## How to treat for out of vocabulary words
* Replace missing words with UNK token
* Too many unknowns will make perplexity lower, 

In [20]:
from collections import Counter

In [21]:
# If count of occurence of a word is less than 3 then it's an unknown for us
vocabulary_target_size = 3

In [22]:
counts = Counter({"happy": 5,
          "because": 3,
          "i":2,
          "am":2,
          "learning": 3,
          ".": 1})

In [23]:
counts

Counter({'happy': 5, 'because': 3, 'i': 2, 'am': 2, 'learning': 3, '.': 1})

In [24]:
vocabulary = counts.most_common(vocabulary_target_size)

In [25]:
# Let's assume this is the final vocabulary
vocabulary

[('happy', 5), ('because', 3), ('learning', 3)]

## Replacing with UNK token

In [26]:
original = "am i learning".split()

output = []

for word in original:
    word = word if word in vocabulary else "<UNK>"
    output.append(word)

print(f"Original: {original}")
print(f"Processed: {output}")

Original: ['am', 'i', 'learning']
Processed: ['<UNK>', '<UNK>', '<UNK>']


## Add 1-K smoothing
* It does not do anything good, as probability for trigram with know probabilities and with unknown probabilities are the same

In [27]:
def add_k_smoothing(k: int, vocabulary_size: int, n_gram_count: int,
                    n_gram_prefix_count: int) -> float:
    return  ((n_gram_count + k)/
             (n_gram_prefix_count + k * vocabulary_size))

In [28]:
trigram_probabilities = {('i', 'am', 'happy') : 2}
bigram_probabilities = {( 'am', 'happy') : 10}
vocabulary_size = 5
k = 1

probability_known_trigram = add_k_smoothing(k, vocabulary_size, trigram_probabilities[('i', 'am', 'happy')], 
                           bigram_probabilities[( 'am', 'happy')])

probability_unknown_trigram = add_k_smoothing(k, vocabulary_size, 0, 0)

print(f"probability_known_trigram: {probability_known_trigram: 0.03f}")
print(f"probability_unknown_trigram: {probability_unknown_trigram: 0.03f}")

• [AIM]
Decide whether each statement agrees with the notebook on out-of-vocabulary words, answering yes or no and quoting the words of the notebook that settle it.
1. The vocabulary target size is set to 3.
2. In the processed output, "learning" stays unchanged.
3. The smoothing example uses a vocabulary size of 10.
The entries come from a separate source.

• [DATA LINES]
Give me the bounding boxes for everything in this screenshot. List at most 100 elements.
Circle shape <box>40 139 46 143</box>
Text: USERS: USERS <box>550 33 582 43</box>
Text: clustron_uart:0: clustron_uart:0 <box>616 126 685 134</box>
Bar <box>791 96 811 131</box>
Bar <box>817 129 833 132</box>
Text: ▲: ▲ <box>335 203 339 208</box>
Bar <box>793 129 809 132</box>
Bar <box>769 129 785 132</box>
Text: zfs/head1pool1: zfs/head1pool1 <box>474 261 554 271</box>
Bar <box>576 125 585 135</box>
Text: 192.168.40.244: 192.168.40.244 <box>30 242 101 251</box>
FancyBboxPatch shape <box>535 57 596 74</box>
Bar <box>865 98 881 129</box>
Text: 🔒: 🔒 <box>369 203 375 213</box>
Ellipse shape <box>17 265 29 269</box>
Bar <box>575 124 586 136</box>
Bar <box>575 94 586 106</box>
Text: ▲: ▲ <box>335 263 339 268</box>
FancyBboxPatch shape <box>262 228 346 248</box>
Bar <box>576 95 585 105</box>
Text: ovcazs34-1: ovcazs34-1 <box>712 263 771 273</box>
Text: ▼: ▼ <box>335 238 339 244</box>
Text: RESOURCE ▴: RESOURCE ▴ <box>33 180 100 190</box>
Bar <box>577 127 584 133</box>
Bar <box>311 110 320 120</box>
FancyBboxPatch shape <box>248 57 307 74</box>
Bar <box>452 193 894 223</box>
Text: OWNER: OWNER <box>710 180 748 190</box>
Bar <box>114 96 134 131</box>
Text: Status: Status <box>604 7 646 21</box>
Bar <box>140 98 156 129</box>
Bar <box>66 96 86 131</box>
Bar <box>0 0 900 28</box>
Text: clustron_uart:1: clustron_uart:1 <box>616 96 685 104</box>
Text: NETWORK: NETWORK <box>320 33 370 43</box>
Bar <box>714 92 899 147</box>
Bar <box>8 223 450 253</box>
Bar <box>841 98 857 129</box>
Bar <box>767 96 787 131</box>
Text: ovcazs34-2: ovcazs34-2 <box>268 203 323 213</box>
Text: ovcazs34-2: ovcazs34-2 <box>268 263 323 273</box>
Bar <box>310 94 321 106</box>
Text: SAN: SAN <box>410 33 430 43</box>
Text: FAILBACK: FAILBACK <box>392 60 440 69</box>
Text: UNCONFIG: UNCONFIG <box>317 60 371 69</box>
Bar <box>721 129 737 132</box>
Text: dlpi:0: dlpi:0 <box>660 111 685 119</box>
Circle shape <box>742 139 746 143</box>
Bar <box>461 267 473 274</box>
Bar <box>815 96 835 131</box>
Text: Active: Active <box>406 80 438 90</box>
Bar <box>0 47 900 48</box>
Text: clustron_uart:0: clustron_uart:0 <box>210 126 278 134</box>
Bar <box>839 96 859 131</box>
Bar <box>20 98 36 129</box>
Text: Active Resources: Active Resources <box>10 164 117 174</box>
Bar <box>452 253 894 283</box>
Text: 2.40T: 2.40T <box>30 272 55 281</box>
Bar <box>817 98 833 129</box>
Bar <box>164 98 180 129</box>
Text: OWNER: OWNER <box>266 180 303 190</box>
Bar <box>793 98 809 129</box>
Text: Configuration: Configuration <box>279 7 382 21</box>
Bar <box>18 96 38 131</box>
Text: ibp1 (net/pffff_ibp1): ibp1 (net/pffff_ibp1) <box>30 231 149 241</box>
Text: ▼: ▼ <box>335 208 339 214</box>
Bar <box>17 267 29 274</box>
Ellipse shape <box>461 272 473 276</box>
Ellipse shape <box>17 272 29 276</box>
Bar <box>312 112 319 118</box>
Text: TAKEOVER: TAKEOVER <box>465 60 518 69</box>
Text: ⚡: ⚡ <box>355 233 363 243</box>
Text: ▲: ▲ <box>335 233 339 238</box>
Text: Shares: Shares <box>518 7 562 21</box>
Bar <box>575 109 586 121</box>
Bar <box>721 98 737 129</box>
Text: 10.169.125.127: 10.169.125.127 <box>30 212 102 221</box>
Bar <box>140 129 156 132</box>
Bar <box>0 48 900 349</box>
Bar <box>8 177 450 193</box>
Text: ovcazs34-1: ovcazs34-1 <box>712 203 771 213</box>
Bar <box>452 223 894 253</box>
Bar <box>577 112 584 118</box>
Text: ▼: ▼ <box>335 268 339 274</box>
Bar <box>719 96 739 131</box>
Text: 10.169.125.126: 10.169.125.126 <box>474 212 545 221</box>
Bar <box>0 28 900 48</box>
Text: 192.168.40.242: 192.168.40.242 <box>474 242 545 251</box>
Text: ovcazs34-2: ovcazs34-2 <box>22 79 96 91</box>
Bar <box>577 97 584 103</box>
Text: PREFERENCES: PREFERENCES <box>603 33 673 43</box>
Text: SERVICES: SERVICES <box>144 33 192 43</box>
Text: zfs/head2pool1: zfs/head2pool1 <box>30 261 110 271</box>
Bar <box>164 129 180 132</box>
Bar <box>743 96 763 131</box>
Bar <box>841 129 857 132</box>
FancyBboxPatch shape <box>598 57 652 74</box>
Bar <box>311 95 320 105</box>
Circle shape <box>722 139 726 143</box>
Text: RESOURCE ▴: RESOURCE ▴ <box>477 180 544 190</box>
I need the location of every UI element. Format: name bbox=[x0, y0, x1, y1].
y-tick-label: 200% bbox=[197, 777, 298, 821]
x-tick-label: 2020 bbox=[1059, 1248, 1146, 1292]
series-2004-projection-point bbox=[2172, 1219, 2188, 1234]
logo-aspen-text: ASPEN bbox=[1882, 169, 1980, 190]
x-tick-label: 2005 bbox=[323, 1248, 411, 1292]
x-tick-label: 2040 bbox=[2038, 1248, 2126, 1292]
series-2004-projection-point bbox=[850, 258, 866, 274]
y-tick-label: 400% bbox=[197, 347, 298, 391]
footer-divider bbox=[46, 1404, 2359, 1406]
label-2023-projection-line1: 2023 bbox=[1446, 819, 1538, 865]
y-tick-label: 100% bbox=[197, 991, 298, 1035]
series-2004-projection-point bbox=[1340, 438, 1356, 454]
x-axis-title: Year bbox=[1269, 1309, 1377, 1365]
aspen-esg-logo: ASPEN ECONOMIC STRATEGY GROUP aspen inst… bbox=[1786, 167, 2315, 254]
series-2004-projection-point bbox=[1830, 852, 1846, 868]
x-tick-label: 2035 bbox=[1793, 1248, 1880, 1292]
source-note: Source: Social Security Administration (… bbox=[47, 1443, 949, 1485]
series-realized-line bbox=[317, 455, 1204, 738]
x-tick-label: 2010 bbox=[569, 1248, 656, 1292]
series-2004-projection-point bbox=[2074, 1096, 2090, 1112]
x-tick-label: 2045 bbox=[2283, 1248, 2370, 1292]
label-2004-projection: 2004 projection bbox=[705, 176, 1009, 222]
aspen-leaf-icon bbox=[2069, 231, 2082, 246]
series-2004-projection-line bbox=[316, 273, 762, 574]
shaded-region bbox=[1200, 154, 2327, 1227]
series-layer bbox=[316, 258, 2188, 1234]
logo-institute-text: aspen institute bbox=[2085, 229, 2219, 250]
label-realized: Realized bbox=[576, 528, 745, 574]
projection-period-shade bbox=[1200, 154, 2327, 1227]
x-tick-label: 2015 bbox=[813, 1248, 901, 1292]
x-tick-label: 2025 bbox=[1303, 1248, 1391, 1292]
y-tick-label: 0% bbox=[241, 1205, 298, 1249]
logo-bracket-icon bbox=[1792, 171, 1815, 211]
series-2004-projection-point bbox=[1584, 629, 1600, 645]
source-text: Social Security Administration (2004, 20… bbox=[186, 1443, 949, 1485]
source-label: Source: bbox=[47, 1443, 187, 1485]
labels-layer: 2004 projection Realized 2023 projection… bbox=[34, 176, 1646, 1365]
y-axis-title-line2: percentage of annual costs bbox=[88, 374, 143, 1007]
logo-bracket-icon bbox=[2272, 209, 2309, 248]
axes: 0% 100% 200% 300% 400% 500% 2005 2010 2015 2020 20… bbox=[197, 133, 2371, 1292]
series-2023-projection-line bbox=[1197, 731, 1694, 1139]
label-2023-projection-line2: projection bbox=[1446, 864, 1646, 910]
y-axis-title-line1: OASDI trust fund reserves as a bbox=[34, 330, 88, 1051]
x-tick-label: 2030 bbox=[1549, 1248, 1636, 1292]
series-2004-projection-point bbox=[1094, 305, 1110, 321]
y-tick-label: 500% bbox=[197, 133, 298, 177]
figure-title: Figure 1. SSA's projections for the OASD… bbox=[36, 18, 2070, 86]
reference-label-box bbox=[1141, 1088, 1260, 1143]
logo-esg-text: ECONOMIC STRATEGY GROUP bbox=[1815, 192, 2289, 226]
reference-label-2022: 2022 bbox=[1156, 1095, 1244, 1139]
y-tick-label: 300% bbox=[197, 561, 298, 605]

• [EXERCISE ANSWER]
1. Yes: "vocabulary_target_size = 3"
2. No: "Processed: ['<UNK>', '<UNK>', '<UNK>']"
3. No: "vocabulary_size = 5"